--- begin Recorded data ---

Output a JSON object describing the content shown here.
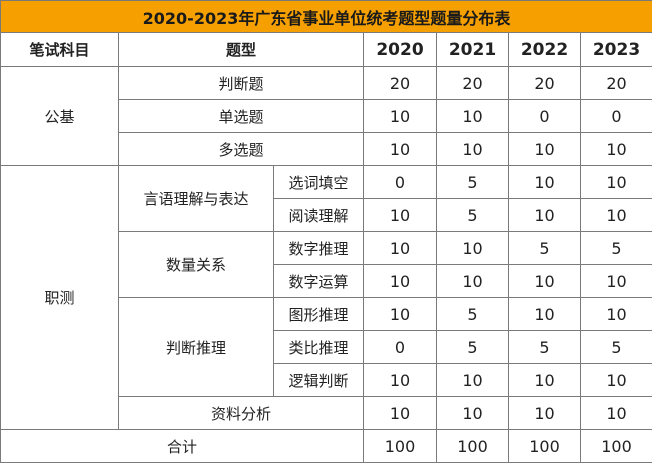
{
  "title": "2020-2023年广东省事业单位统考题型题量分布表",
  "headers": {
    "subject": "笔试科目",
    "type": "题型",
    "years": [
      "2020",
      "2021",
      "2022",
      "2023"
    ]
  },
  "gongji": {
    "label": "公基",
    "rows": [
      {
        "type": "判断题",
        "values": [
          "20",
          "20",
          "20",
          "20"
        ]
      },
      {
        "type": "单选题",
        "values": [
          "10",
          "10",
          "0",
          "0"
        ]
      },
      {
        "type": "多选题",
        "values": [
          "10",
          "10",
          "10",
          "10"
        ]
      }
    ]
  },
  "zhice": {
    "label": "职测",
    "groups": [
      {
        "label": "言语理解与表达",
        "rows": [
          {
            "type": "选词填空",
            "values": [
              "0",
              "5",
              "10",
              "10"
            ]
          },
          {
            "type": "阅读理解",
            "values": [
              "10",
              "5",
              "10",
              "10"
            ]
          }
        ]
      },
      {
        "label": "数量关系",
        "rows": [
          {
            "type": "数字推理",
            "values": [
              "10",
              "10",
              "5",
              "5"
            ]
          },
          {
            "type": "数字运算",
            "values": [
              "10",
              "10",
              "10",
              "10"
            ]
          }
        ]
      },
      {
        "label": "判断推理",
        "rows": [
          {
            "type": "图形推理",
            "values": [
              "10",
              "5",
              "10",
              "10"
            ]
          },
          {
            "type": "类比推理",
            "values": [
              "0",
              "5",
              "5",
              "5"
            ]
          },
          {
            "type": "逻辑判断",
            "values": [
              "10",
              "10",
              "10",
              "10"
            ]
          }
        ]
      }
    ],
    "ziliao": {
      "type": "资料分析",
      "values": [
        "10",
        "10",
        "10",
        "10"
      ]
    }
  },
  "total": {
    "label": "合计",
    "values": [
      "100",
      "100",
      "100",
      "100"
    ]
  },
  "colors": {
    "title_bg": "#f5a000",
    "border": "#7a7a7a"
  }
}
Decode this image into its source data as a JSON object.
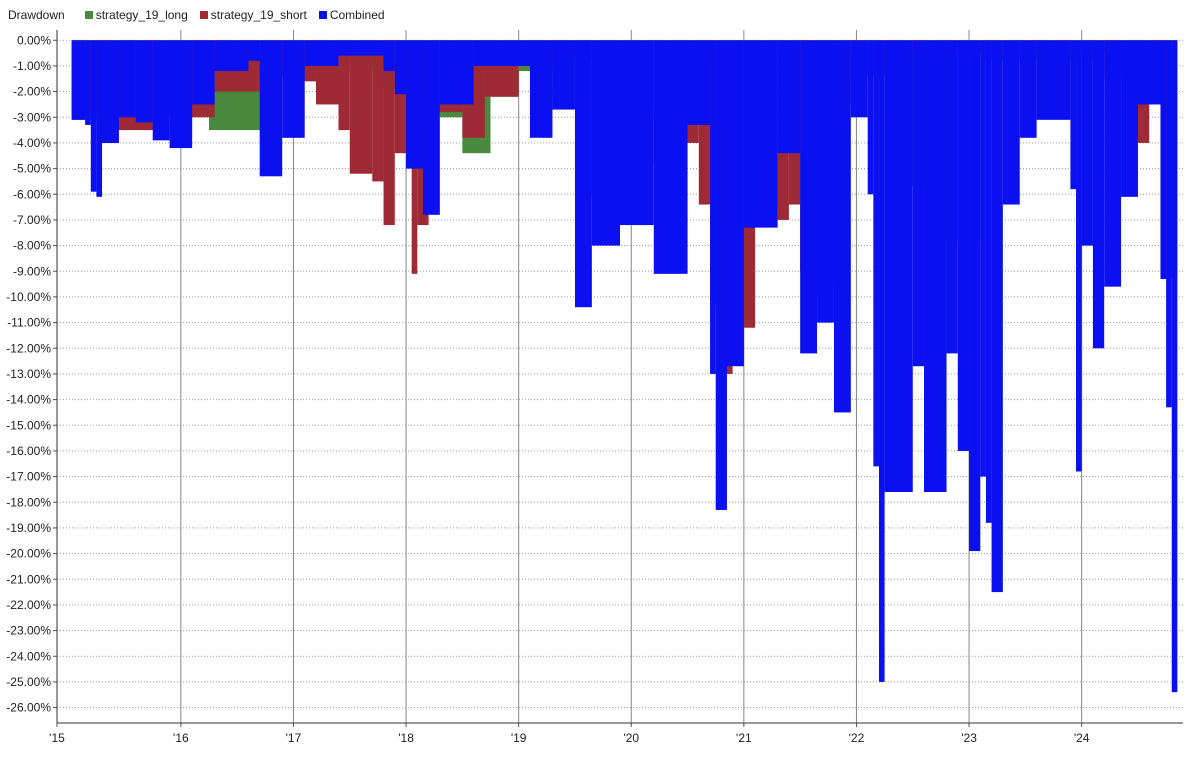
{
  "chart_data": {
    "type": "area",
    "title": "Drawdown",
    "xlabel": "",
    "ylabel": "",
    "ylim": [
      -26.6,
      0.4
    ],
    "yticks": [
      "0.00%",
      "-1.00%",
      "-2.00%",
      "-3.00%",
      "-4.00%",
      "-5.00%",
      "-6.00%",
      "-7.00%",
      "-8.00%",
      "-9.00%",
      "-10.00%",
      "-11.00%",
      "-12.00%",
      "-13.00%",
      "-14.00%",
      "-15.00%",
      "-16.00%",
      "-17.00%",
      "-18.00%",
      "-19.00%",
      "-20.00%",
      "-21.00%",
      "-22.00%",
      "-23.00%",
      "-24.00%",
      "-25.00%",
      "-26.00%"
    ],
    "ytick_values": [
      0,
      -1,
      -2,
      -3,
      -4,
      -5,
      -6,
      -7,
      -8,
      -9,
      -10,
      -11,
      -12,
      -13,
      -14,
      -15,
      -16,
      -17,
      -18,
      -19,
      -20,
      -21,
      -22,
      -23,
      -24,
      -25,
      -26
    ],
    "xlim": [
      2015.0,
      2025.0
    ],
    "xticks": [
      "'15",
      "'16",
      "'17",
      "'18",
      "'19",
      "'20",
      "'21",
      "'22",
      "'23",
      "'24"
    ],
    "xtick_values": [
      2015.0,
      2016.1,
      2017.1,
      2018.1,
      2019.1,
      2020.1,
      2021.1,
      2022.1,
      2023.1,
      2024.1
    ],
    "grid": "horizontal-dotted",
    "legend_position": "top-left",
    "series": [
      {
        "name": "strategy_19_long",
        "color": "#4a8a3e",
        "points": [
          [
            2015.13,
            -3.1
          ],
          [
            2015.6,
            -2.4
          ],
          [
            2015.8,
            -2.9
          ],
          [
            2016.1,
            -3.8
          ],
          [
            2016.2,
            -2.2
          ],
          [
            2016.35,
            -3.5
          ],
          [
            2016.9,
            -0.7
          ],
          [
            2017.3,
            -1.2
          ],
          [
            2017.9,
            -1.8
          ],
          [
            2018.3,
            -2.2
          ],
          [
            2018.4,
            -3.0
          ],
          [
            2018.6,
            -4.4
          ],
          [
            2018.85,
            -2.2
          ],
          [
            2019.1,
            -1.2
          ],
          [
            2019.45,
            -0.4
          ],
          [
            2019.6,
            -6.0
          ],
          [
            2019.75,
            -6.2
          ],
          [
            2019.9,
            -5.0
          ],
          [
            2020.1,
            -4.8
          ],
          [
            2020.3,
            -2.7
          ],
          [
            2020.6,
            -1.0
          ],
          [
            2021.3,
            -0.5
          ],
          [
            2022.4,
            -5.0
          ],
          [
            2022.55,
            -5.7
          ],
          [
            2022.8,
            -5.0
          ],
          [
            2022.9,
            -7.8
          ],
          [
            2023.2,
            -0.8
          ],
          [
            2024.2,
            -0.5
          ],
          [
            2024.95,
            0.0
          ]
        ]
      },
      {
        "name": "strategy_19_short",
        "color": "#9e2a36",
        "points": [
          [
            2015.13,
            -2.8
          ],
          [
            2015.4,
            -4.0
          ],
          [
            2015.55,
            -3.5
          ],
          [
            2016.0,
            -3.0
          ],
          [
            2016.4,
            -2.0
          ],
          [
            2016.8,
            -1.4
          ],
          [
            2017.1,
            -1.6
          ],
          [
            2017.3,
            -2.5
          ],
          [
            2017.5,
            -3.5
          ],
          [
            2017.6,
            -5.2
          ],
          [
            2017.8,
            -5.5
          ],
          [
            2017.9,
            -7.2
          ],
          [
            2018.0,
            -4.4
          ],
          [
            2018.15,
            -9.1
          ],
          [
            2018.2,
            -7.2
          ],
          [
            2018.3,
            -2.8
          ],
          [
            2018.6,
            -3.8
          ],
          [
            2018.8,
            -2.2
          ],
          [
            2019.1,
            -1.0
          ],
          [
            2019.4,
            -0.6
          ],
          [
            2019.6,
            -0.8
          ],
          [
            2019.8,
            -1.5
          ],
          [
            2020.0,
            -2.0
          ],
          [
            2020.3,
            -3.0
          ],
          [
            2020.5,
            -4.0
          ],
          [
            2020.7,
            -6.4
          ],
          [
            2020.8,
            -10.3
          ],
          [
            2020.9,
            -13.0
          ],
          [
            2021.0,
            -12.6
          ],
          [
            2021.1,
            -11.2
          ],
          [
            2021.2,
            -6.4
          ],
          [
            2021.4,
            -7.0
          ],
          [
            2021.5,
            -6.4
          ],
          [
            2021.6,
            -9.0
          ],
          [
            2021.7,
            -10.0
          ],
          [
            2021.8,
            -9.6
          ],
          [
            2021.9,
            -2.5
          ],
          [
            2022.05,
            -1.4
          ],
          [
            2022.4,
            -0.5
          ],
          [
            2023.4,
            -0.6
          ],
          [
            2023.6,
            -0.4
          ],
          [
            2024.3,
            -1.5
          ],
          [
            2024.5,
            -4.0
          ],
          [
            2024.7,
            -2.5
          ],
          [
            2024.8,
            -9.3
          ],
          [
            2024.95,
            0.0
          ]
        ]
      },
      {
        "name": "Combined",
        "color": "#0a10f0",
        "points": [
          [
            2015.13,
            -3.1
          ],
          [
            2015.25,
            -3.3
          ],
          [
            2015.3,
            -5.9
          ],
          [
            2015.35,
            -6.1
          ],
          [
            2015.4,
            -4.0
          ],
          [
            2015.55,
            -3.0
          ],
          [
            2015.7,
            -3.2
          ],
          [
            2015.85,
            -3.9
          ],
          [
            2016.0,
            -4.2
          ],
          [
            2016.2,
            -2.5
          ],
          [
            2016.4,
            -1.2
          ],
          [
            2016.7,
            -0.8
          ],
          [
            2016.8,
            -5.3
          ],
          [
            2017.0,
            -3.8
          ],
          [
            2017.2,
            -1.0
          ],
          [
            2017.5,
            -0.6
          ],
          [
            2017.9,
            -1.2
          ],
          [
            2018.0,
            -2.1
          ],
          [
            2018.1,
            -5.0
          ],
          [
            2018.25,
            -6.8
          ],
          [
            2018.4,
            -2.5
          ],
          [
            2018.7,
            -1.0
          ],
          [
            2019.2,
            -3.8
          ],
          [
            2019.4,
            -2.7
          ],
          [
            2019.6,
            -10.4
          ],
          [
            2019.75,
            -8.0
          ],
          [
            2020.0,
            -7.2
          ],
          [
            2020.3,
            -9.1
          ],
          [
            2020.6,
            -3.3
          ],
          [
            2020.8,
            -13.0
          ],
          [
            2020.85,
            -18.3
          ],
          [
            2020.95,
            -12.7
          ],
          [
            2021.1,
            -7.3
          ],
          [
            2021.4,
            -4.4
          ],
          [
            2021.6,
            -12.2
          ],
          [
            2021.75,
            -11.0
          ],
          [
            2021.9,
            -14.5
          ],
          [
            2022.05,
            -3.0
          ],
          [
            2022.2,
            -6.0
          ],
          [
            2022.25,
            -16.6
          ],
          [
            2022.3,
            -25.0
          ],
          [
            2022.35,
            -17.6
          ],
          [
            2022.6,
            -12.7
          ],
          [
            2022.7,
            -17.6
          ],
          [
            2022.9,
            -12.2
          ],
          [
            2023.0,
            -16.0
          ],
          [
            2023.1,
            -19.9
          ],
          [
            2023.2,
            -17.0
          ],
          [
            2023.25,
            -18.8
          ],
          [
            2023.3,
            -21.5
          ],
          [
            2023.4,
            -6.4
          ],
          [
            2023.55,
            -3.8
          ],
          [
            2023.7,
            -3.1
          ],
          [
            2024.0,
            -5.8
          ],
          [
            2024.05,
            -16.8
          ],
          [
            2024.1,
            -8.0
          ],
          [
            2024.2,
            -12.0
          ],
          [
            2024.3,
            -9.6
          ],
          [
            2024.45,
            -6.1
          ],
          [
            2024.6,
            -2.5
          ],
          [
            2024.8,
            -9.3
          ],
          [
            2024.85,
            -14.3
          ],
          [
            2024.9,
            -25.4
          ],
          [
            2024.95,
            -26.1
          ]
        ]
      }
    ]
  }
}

--- end Recorded data ---

▶ Request
Identify each line in the records above that contains the word "name", and copy it out in full.

▶ Solution to this exercise
        "name": "strategy_19_long",
        "name": "strategy_19_short",
        "name": "Combined",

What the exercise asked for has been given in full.